→ **YOUR TASK**
Repeat the whole listing below, word for word.

→ **LISTED RECORDS**

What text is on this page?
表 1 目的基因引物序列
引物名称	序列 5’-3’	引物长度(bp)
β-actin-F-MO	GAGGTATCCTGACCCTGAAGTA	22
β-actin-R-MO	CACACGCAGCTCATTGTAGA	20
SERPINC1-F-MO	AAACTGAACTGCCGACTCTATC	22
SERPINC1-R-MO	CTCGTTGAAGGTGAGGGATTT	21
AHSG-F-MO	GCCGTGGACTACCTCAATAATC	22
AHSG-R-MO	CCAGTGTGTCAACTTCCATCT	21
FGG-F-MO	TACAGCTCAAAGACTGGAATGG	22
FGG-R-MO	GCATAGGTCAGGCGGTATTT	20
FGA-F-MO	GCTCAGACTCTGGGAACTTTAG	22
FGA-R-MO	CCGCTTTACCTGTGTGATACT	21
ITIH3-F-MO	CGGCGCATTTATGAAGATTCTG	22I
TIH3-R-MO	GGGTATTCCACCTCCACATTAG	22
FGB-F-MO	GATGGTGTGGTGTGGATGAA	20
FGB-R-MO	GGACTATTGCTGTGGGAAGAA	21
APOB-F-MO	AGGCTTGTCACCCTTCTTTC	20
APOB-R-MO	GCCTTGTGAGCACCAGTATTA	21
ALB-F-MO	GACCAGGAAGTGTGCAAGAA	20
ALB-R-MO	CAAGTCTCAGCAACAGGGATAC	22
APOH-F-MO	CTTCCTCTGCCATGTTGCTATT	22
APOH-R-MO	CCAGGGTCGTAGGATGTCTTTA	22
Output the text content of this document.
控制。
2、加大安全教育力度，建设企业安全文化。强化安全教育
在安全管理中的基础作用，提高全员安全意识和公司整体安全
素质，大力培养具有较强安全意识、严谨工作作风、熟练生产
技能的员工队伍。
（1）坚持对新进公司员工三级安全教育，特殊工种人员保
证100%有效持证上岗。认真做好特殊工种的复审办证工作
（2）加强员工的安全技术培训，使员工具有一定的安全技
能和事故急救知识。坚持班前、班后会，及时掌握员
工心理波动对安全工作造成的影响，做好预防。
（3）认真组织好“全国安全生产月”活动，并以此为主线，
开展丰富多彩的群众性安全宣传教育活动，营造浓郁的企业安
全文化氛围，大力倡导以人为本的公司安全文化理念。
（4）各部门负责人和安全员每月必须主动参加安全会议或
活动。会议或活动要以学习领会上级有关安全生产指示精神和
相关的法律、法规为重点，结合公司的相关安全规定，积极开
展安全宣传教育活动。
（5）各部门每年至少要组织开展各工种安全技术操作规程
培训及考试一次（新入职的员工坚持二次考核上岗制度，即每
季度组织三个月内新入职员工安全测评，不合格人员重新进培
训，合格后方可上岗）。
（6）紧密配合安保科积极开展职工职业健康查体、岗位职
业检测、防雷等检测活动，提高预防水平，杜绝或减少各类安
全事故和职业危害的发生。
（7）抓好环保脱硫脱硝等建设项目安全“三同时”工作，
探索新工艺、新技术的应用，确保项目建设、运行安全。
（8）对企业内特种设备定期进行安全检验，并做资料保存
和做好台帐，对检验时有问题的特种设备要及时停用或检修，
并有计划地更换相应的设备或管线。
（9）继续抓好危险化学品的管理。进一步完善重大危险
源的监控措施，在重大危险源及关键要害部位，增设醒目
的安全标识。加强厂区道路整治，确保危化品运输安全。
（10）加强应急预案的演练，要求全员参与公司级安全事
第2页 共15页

→ **OUTPUT OF THE EXERCISE**
What text is on this page?
表 1 目的基因引物序列
引物名称	序列 5’-3’	引物长度(bp)
β-actin-F-MO	GAGGTATCCTGACCCTGAAGTA	22
β-actin-R-MO	CACACGCAGCTCATTGTAGA	20
SERPINC1-F-MO	AAACTGAACTGCCGACTCTATC	22
SERPINC1-R-MO	CTCGTTGAAGGTGAGGGATTT	21
AHSG-F-MO	GCCGTGGACTACCTCAATAATC	22
AHSG-R-MO	CCAGTGTGTCAACTTCCATCT	21
FGG-F-MO	TACAGCTCAAAGACTGGAATGG	22
FGG-R-MO	GCATAGGTCAGGCGGTATTT	20
FGA-F-MO	GCTCAGACTCTGGGAACTTTAG	22
FGA-R-MO	CCGCTTTACCTGTGTGATACT	21
ITIH3-F-MO	CGGCGCATTTATGAAGATTCTG	22I
TIH3-R-MO	GGGTATTCCACCTCCACATTAG	22
FGB-F-MO	GATGGTGTGGTGTGGATGAA	20
FGB-R-MO	GGACTATTGCTGTGGGAAGAA	21
APOB-F-MO	AGGCTTGTCACCCTTCTTTC	20
APOB-R-MO	GCCTTGTGAGCACCAGTATTA	21
ALB-F-MO	GACCAGGAAGTGTGCAAGAA	20
ALB-R-MO	CAAGTCTCAGCAACAGGGATAC	22
APOH-F-MO	CTTCCTCTGCCATGTTGCTATT	22
APOH-R-MO	CCAGGGTCGTAGGATGTCTTTA	22
Output the text content of this document.
控制。
2、加大安全教育力度，建设企业安全文化。强化安全教育
在安全管理中的基础作用，提高全员安全意识和公司整体安全
素质，大力培养具有较强安全意识、严谨工作作风、熟练生产
技能的员工队伍。
（1）坚持对新进公司员工三级安全教育，特殊工种人员保
证100%有效持证上岗。认真做好特殊工种的复审办证工作
（2）加强员工的安全技术培训，使员工具有一定的安全技
能和事故急救知识。坚持班前、班后会，及时掌握员
工心理波动对安全工作造成的影响，做好预防。
（3）认真组织好“全国安全生产月”活动，并以此为主线，
开展丰富多彩的群众性安全宣传教育活动，营造浓郁的企业安
全文化氛围，大力倡导以人为本的公司安全文化理念。
（4）各部门负责人和安全员每月必须主动参加安全会议或
活动。会议或活动要以学习领会上级有关安全生产指示精神和
相关的法律、法规为重点，结合公司的相关安全规定，积极开
展安全宣传教育活动。
（5）各部门每年至少要组织开展各工种安全技术操作规程
培训及考试一次（新入职的员工坚持二次考核上岗制度，即每
季度组织三个月内新入职员工安全测评，不合格人员重新进培
训，合格后方可上岗）。
（6）紧密配合安保科积极开展职工职业健康查体、岗位职
业检测、防雷等检测活动，提高预防水平，杜绝或减少各类安
全事故和职业危害的发生。
（7）抓好环保脱硫脱硝等建设项目安全“三同时”工作，
探索新工艺、新技术的应用，确保项目建设、运行安全。
（8）对企业内特种设备定期进行安全检验，并做资料保存
和做好台帐，对检验时有问题的特种设备要及时停用或检修，
并有计划地更换相应的设备或管线。
（9）继续抓好危险化学品的管理。进一步完善重大危险
源的监控措施，在重大危险源及关键要害部位，增设醒目
的安全标识。加强厂区道路整治，确保危化品运输安全。
（10）加强应急预案的演练，要求全员参与公司级安全事
第2页 共15页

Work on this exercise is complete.